▶ Given task
Extract all lines containing "SRMTID".

▶ Supplied data

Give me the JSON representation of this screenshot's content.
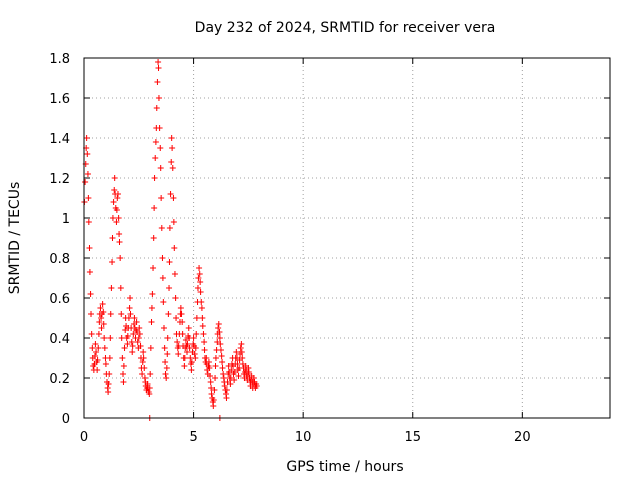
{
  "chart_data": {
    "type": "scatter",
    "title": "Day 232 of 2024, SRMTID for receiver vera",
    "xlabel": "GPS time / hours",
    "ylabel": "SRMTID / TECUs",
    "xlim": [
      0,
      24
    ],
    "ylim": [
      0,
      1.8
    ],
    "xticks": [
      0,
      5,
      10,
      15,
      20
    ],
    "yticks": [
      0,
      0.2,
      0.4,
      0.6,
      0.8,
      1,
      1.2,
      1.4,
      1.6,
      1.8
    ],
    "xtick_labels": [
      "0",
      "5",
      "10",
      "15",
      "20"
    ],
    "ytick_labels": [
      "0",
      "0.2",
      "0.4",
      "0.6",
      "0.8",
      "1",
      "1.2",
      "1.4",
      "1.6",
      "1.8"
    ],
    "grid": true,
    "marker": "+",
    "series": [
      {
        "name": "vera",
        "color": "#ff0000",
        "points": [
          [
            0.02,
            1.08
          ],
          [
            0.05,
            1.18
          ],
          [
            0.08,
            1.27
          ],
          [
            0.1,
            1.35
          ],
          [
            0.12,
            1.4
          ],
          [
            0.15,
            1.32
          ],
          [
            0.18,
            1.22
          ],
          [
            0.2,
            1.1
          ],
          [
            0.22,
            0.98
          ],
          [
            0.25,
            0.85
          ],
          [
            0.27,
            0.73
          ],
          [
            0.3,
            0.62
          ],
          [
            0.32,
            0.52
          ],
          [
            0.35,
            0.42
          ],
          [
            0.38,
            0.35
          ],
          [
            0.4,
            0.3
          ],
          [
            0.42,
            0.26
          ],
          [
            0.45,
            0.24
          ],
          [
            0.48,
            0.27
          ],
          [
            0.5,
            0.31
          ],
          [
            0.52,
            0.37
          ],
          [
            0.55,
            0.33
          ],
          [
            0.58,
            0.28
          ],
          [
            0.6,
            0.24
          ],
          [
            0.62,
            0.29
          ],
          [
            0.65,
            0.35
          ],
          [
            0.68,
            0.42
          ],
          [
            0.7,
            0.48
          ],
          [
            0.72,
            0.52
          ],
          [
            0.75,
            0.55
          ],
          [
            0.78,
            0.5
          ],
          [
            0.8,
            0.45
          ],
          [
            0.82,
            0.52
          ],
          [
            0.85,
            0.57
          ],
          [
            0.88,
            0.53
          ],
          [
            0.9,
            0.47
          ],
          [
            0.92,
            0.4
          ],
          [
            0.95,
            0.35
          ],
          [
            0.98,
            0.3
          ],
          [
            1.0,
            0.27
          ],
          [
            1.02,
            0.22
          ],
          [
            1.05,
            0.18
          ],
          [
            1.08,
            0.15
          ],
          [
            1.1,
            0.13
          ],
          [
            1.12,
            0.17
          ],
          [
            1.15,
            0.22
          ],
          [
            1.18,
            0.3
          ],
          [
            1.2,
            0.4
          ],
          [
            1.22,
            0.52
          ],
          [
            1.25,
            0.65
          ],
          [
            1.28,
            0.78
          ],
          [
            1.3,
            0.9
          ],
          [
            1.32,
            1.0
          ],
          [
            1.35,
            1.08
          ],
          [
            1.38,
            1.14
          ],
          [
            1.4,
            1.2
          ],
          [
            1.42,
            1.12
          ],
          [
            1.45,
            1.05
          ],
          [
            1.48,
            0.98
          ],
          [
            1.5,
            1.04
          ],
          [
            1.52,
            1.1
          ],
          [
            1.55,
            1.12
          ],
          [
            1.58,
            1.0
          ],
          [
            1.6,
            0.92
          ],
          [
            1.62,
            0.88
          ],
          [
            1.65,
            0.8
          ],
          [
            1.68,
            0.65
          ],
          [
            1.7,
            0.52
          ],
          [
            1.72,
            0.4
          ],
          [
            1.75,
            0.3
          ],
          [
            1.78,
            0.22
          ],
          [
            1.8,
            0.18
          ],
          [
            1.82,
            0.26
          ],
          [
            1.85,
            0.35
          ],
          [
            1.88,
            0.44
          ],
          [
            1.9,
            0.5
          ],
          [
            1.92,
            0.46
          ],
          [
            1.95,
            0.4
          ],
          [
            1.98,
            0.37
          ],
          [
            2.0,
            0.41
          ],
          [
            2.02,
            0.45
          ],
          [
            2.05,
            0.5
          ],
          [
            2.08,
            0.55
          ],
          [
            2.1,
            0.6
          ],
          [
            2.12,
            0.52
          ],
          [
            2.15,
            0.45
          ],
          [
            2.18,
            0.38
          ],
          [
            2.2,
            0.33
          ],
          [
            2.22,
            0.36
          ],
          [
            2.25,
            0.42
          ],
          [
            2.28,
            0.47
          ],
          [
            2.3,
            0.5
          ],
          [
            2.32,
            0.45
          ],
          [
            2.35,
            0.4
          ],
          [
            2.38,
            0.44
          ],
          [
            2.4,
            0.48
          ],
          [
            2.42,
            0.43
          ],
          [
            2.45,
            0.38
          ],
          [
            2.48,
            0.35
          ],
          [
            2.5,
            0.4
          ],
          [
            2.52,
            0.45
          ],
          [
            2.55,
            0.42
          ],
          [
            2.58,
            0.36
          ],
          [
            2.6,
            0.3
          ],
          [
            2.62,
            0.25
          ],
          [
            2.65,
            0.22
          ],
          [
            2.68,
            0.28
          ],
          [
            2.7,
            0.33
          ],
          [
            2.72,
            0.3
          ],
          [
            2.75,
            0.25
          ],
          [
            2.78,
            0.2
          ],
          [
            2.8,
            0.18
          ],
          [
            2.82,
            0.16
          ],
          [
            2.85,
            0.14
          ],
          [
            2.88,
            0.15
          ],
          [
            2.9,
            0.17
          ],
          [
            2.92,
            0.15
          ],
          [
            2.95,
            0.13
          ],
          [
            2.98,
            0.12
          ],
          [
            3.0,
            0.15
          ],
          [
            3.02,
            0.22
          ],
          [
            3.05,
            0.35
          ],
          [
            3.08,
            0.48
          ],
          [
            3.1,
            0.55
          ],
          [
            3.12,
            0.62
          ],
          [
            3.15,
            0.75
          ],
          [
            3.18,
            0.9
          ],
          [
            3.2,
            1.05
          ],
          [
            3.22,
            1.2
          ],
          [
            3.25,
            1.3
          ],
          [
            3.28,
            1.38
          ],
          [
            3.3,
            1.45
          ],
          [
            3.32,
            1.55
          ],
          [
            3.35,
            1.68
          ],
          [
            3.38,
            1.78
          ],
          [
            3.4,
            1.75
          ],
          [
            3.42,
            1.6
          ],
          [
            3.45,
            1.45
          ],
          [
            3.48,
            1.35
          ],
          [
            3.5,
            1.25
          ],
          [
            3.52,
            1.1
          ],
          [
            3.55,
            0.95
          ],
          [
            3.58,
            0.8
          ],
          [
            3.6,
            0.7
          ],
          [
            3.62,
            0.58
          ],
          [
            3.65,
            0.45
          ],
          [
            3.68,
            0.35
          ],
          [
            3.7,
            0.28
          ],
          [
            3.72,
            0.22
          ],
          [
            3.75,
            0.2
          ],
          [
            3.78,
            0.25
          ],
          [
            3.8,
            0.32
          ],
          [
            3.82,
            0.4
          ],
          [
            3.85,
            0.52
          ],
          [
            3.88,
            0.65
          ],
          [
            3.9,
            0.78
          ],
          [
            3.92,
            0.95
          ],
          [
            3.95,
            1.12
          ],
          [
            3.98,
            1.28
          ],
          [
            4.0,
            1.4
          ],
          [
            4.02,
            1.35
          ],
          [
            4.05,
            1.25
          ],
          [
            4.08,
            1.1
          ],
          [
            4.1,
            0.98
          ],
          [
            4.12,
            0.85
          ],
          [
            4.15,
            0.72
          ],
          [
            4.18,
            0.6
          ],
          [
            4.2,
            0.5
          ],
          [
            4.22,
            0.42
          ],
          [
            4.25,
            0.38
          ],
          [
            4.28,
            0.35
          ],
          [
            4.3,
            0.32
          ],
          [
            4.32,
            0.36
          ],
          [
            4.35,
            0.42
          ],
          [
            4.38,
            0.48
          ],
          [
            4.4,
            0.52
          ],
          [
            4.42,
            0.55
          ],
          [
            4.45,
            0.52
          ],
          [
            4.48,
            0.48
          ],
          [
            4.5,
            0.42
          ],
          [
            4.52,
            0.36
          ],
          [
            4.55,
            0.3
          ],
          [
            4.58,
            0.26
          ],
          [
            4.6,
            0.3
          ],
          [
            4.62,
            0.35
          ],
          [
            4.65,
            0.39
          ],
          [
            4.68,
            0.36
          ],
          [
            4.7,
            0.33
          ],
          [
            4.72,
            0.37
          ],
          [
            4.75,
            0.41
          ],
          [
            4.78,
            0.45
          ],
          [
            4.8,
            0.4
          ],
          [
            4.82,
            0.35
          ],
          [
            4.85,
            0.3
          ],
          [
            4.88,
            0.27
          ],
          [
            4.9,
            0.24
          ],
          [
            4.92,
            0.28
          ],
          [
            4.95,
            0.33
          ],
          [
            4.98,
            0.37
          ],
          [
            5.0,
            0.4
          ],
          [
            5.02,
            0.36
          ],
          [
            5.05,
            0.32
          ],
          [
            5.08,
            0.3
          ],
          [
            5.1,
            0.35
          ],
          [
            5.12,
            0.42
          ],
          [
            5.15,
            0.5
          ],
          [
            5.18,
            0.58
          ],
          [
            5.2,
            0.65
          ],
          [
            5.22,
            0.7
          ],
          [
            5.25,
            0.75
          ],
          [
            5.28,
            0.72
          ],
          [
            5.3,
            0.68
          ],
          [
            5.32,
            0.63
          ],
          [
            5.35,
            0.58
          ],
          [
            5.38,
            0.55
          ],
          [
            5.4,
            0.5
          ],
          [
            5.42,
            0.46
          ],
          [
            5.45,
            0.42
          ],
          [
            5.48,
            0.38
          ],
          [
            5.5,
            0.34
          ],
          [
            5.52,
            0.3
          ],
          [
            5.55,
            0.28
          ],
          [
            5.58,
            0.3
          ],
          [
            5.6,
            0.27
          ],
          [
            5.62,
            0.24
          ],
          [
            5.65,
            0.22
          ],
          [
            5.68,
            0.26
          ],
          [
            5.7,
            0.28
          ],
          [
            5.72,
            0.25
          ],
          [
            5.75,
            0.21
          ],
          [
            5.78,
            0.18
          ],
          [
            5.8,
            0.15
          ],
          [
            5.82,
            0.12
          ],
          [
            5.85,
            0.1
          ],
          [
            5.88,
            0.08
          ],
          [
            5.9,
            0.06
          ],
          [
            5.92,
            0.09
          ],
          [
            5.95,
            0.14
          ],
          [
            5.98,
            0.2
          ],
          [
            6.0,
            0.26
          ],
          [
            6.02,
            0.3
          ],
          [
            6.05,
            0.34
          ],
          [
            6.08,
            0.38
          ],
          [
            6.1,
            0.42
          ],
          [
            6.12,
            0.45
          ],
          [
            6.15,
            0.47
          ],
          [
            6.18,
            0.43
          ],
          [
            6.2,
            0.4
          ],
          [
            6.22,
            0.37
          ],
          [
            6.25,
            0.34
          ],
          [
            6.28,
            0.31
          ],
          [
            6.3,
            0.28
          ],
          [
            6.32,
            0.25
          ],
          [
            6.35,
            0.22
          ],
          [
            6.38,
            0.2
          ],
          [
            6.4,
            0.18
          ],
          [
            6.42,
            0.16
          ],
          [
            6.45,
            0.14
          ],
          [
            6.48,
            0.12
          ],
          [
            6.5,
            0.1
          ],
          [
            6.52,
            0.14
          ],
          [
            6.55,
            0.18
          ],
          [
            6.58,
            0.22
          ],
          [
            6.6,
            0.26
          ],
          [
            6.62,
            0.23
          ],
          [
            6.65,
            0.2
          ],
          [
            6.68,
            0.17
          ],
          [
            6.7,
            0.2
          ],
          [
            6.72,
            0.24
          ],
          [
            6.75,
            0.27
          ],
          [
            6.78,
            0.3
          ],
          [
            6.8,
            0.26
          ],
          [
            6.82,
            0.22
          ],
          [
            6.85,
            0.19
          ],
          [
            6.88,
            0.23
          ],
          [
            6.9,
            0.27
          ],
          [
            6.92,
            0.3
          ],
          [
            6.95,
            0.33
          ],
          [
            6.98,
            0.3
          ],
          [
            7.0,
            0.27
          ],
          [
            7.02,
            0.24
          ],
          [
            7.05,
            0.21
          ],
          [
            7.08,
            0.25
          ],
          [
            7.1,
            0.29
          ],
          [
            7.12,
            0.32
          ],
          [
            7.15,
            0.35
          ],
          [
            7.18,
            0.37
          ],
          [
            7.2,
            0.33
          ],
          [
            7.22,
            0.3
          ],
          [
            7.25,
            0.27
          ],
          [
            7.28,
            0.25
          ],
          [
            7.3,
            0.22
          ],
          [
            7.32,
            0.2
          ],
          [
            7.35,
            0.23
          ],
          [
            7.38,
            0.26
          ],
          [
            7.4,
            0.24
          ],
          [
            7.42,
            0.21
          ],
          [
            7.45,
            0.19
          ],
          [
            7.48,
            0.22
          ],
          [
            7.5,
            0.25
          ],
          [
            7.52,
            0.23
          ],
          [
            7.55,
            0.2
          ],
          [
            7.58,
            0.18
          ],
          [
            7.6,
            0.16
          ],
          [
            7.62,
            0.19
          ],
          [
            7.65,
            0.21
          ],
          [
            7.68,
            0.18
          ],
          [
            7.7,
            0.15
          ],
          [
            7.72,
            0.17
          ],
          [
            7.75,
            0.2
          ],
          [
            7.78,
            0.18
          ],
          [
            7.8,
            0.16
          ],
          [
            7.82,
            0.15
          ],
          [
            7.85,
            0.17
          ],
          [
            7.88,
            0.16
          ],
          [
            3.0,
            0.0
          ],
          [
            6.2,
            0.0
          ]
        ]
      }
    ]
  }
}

▶ Worked solution
    "title": "Day 232 of 2024, SRMTID for receiver vera",
    "ylabel": "SRMTID / TECUs",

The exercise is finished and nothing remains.